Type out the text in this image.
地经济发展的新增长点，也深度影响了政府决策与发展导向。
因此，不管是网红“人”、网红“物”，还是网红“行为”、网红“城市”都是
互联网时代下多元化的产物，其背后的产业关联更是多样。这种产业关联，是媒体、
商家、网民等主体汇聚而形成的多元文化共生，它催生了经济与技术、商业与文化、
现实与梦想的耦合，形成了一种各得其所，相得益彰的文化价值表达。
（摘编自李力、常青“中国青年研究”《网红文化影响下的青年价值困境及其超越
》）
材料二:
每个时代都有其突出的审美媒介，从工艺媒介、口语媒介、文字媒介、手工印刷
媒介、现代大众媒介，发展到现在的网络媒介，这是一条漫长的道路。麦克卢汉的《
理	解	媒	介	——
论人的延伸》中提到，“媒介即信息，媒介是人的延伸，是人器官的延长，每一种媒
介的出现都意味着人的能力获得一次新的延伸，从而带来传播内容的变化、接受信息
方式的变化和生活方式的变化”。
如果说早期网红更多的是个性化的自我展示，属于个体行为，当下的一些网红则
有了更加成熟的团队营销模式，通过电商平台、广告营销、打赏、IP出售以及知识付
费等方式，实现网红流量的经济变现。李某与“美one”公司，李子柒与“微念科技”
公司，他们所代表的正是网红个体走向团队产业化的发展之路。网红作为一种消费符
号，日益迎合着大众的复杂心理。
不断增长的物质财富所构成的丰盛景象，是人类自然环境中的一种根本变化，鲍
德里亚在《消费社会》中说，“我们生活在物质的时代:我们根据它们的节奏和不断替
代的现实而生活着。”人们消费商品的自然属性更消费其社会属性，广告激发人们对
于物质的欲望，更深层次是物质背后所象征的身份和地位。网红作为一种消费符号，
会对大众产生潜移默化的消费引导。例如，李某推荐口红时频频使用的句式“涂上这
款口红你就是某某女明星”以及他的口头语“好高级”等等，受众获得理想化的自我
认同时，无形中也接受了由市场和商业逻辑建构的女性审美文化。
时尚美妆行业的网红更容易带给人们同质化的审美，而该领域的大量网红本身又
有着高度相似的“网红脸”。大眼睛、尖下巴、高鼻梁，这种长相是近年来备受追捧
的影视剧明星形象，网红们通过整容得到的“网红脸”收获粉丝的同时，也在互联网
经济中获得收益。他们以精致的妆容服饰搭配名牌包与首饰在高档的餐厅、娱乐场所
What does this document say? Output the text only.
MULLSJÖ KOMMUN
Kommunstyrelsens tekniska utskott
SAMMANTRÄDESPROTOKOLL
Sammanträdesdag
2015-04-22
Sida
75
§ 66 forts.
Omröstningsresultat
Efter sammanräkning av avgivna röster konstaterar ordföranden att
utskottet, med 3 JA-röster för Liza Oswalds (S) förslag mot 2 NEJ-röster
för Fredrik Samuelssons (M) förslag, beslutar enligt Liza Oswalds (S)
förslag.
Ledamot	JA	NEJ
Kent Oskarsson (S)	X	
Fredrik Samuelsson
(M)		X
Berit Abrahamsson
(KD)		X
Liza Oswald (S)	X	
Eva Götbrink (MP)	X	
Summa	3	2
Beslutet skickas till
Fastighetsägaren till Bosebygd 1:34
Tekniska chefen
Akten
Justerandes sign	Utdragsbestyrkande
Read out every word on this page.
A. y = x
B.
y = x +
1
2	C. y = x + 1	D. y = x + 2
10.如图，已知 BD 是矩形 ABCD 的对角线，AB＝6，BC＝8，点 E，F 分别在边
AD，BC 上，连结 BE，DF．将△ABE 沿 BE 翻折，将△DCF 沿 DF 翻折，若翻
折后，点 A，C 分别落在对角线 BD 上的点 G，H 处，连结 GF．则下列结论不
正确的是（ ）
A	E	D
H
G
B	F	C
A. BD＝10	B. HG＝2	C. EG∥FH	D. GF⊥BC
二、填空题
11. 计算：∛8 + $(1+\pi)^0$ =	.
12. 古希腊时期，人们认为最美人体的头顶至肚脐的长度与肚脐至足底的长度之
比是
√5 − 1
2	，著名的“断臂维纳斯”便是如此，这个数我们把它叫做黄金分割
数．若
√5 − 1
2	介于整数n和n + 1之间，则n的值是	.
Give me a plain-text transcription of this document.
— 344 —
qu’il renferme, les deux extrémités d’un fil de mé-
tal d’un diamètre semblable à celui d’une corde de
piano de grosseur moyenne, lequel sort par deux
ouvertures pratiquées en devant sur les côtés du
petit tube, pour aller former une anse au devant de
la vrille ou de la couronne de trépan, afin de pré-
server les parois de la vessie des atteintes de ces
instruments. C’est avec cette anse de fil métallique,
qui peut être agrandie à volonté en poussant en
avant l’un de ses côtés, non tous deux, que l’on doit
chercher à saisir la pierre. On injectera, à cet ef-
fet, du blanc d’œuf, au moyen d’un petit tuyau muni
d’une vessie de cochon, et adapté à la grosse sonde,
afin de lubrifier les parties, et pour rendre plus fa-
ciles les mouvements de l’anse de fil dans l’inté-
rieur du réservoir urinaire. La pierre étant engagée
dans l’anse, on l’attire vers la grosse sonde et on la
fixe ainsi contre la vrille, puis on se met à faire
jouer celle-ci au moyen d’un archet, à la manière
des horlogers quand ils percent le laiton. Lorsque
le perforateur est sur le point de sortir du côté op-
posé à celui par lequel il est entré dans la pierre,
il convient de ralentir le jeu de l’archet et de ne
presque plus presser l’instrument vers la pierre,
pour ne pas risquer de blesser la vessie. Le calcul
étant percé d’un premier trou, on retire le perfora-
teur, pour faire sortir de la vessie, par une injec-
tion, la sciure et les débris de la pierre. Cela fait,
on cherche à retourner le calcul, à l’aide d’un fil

## AIM OF THE EXERCISE
Write out the lines above, starting at the line that contains "Give me a plain-text" and ending with the final line, and nothing else; copy them exactly.

## WRITTEN ANSWER
Give me a plain-text transcription of this document.
— 344 —
qu’il renferme, les deux extrémités d’un fil de mé-
tal d’un diamètre semblable à celui d’une corde de
piano de grosseur moyenne, lequel sort par deux
ouvertures pratiquées en devant sur les côtés du
petit tube, pour aller former une anse au devant de
la vrille ou de la couronne de trépan, afin de pré-
server les parois de la vessie des atteintes de ces
instruments. C’est avec cette anse de fil métallique,
qui peut être agrandie à volonté en poussant en
avant l’un de ses côtés, non tous deux, que l’on doit
chercher à saisir la pierre. On injectera, à cet ef-
fet, du blanc d’œuf, au moyen d’un petit tuyau muni
d’une vessie de cochon, et adapté à la grosse sonde,
afin de lubrifier les parties, et pour rendre plus fa-
ciles les mouvements de l’anse de fil dans l’inté-
rieur du réservoir urinaire. La pierre étant engagée
dans l’anse, on l’attire vers la grosse sonde et on la
fixe ainsi contre la vrille, puis on se met à faire
jouer celle-ci au moyen d’un archet, à la manière
des horlogers quand ils percent le laiton. Lorsque
le perforateur est sur le point de sortir du côté op-
posé à celui par lequel il est entré dans la pierre,
il convient de ralentir le jeu de l’archet et de ne
presque plus presser l’instrument vers la pierre,
pour ne pas risquer de blesser la vessie. Le calcul
étant percé d’un premier trou, on retire le perfora-
teur, pour faire sortir de la vessie, par une injec-
tion, la sciure et les débris de la pierre. Cela fait,
on cherche à retourner le calcul, à l’aide d’un fil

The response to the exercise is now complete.